Dataset excerpt:
--- Start ---

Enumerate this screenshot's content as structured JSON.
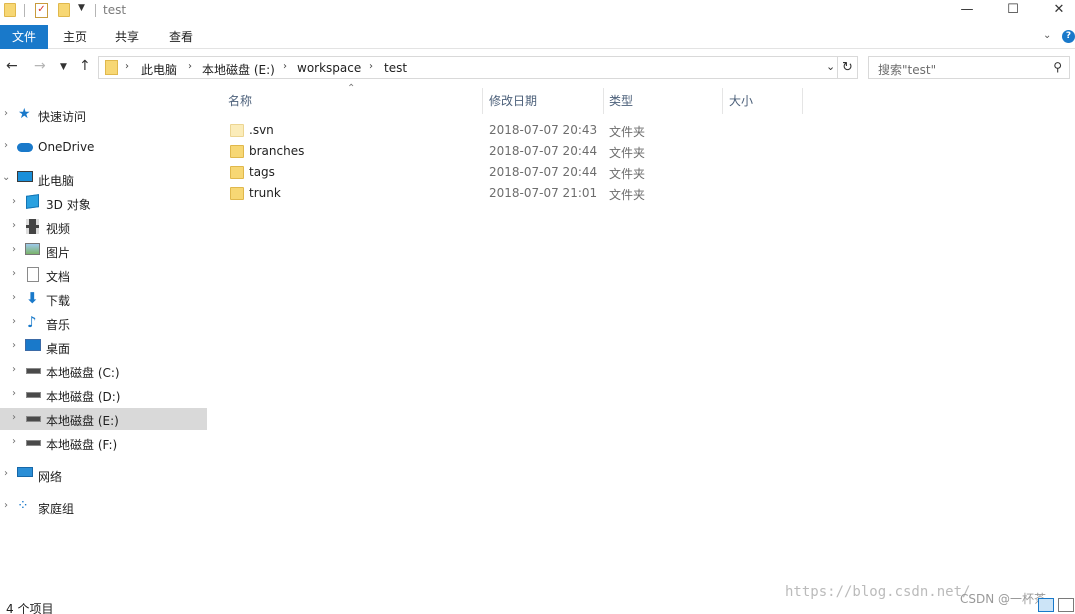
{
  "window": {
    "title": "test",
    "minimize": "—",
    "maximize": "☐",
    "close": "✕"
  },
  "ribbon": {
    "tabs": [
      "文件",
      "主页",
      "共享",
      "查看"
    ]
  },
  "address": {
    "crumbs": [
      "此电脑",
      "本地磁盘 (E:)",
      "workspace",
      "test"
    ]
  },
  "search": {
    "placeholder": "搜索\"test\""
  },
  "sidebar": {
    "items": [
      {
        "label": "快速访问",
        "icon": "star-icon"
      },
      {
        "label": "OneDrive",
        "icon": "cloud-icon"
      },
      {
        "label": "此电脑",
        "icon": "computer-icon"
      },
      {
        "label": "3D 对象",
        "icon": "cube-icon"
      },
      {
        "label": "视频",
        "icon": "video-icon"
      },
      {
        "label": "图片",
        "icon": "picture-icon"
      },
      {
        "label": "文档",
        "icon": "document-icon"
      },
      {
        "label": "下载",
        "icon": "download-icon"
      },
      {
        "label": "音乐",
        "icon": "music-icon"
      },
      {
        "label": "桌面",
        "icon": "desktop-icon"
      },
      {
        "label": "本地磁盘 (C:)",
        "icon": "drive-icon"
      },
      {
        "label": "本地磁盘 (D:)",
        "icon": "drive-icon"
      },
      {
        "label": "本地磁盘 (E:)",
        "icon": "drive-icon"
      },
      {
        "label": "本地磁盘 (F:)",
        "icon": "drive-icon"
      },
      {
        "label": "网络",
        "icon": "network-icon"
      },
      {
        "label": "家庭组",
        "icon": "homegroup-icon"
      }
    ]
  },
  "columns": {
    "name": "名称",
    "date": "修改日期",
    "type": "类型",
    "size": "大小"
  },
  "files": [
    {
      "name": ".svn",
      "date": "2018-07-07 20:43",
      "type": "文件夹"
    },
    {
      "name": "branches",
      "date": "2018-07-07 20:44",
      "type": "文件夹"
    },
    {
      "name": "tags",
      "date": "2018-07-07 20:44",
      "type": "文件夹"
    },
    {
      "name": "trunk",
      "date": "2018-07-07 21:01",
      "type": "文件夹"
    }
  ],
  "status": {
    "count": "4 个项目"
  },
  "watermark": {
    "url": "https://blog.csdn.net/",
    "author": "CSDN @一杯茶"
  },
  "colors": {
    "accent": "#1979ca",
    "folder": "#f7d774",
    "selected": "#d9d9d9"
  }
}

--- End ---
--- Start ---

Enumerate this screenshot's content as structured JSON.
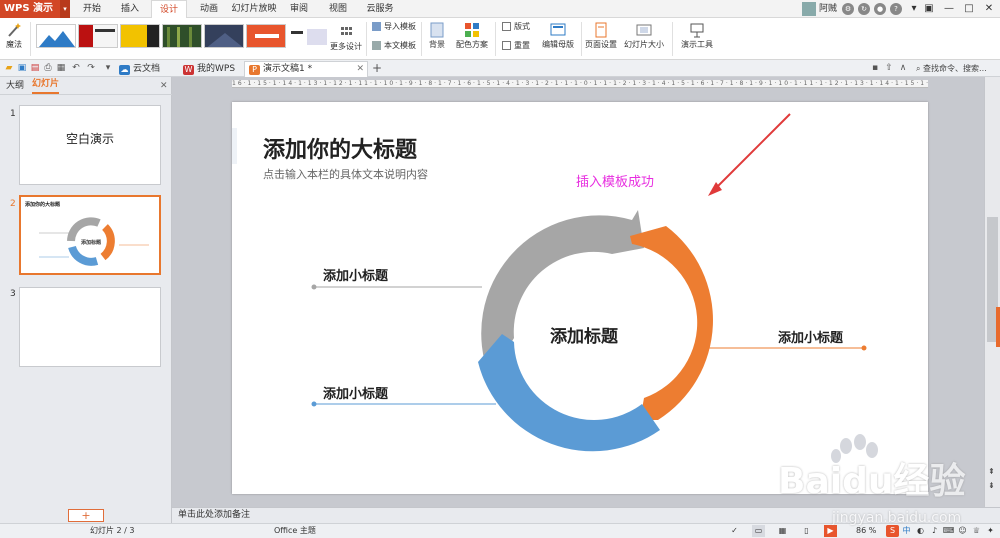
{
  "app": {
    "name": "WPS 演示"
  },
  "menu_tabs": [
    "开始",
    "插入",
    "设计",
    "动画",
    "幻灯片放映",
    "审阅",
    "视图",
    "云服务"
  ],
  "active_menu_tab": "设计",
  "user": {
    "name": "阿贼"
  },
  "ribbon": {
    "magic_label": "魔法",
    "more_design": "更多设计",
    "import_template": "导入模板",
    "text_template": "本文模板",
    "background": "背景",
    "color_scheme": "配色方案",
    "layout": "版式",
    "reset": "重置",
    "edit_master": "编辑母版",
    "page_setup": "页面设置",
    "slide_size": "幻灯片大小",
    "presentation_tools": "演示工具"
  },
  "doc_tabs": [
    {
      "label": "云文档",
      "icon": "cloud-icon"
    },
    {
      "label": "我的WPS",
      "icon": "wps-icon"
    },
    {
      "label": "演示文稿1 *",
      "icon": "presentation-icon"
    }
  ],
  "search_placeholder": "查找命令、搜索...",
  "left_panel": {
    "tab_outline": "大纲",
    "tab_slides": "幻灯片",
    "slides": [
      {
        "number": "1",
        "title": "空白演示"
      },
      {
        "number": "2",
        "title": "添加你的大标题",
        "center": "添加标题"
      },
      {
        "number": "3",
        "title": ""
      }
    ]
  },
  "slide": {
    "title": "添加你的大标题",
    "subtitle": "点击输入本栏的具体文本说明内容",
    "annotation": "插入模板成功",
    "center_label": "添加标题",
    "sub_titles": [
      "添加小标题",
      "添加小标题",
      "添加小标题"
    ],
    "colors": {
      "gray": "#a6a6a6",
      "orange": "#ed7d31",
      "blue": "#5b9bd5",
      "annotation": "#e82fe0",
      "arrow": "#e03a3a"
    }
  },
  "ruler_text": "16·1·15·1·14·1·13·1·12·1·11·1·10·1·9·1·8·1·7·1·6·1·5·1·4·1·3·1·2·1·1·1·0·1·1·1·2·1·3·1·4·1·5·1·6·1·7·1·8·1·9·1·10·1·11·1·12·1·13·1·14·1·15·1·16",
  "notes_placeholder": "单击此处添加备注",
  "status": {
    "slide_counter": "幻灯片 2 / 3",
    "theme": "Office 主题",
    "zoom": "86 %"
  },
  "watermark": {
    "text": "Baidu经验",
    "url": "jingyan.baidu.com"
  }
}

--- End ---

◆ Aim of the task: Identify each line containing the string "name" and copy it out.

◆ Written reply:
    "name": "名称",
      "name": ".svn",
      "name": "branches",
      "name": "tags",
      "name": "trunk",
    "name": "WPS 演示"
    "name": "阿贼"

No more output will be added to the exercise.